_Goal:_ All lines below must be repeated exactly, with the pictures omitted.

== Extracted information

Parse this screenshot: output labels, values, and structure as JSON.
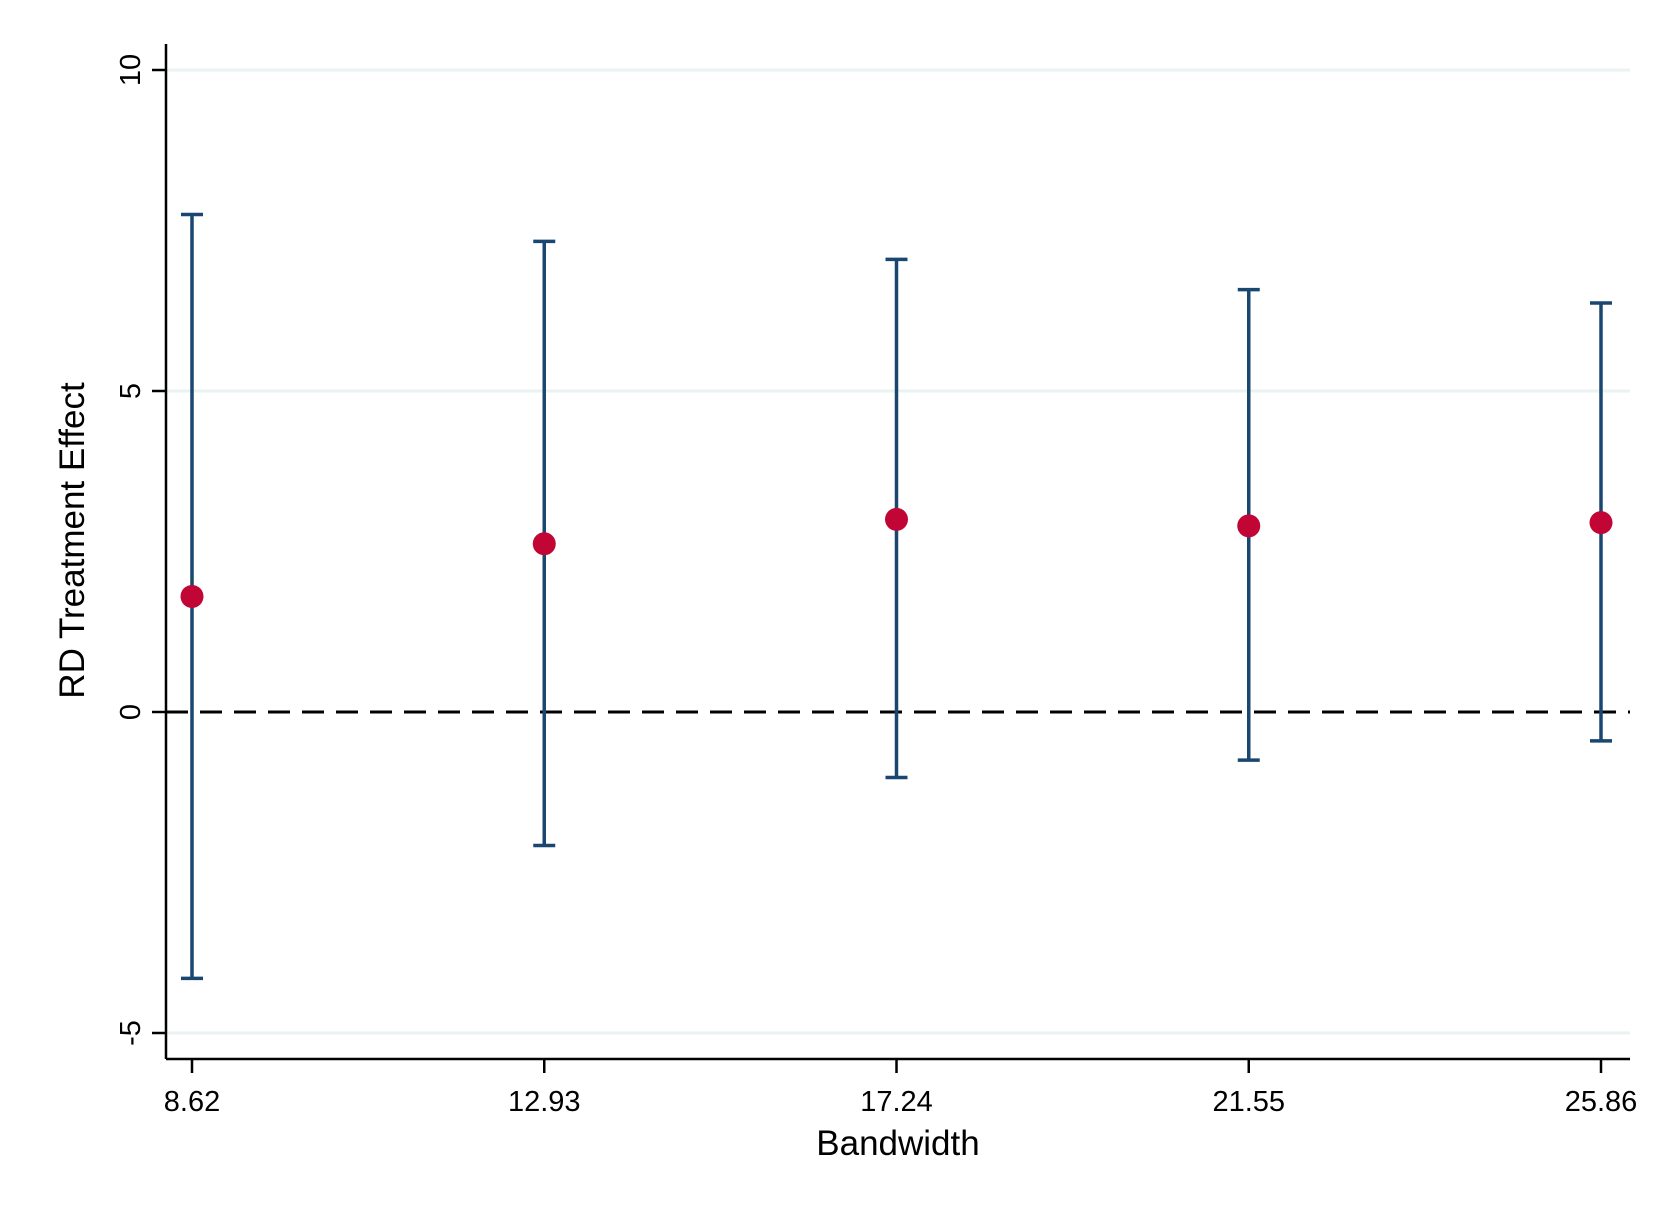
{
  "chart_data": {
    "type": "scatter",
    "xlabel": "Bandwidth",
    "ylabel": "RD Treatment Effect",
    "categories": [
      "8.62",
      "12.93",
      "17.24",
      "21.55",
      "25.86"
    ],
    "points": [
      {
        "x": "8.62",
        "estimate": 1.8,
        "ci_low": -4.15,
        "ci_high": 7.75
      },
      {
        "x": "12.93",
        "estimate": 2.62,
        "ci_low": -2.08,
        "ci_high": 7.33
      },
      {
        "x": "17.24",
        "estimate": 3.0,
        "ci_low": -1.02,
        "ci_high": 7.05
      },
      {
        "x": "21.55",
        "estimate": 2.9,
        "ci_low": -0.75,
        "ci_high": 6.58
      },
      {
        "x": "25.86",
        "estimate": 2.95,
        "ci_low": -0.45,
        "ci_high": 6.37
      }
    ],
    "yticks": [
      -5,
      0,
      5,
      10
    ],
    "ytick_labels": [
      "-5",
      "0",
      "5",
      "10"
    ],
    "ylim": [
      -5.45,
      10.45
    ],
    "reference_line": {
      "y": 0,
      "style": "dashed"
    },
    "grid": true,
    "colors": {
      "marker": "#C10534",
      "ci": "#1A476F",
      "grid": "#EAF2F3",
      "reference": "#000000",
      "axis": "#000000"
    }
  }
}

====

_Response:_
Parse this screenshot: output labels, values, and structure as JSON.
{
  "chart_data": {
    "type": "scatter",
    "xlabel": "Bandwidth",
    "ylabel": "RD Treatment Effect",
    "categories": [
      "8.62",
      "12.93",
      "17.24",
      "21.55",
      "25.86"
    ],
    "points": [
      {
        "x": "8.62",
        "estimate": 1.8,
        "ci_low": -4.15,
        "ci_high": 7.75
      },
      {
        "x": "12.93",
        "estimate": 2.62,
        "ci_low": -2.08,
        "ci_high": 7.33
      },
      {
        "x": "17.24",
        "estimate": 3.0,
        "ci_low": -1.02,
        "ci_high": 7.05
      },
      {
        "x": "21.55",
        "estimate": 2.9,
        "ci_low": -0.75,
        "ci_high": 6.58
      },
      {
        "x": "25.86",
        "estimate": 2.95,
        "ci_low": -0.45,
        "ci_high": 6.37
      }
    ],
    "yticks": [
      -5,
      0,
      5,
      10
    ],
    "ytick_labels": [
      "-5",
      "0",
      "5",
      "10"
    ],
    "ylim": [
      -5.45,
      10.45
    ],
    "reference_line": {
      "y": 0,
      "style": "dashed"
    },
    "grid": true,
    "colors": {
      "marker": "#C10534",
      "ci": "#1A476F",
      "grid": "#EAF2F3",
      "reference": "#000000",
      "axis": "#000000"
    }
  }
}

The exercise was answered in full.